PROBLEM TO SOLVE.
Locate all lines in the data below that hold "переменных" and show them.

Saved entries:
....................

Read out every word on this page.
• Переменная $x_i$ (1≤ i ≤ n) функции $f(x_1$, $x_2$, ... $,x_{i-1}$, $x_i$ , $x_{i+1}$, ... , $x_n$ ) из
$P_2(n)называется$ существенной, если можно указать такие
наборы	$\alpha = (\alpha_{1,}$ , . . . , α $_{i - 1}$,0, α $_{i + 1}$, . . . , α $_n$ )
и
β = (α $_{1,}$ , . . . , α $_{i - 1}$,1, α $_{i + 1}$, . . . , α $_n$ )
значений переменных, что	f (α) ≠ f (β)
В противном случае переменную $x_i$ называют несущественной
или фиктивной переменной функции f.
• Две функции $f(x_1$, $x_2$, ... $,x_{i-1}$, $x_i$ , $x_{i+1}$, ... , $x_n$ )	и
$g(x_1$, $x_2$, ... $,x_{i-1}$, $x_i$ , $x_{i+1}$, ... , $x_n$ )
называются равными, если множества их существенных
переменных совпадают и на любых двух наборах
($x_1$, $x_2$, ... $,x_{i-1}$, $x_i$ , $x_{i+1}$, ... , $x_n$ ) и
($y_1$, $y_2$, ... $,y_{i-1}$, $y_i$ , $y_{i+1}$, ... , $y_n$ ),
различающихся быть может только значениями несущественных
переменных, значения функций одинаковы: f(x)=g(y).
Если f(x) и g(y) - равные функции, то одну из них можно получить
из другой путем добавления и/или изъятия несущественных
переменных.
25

....................

FINISHED TASK.
значений переменных, что	f (α) ≠ f (β)
переменных совпадают и на любых двух наборах
переменных, значения функций одинаковы: f(x)=g(y).
переменных.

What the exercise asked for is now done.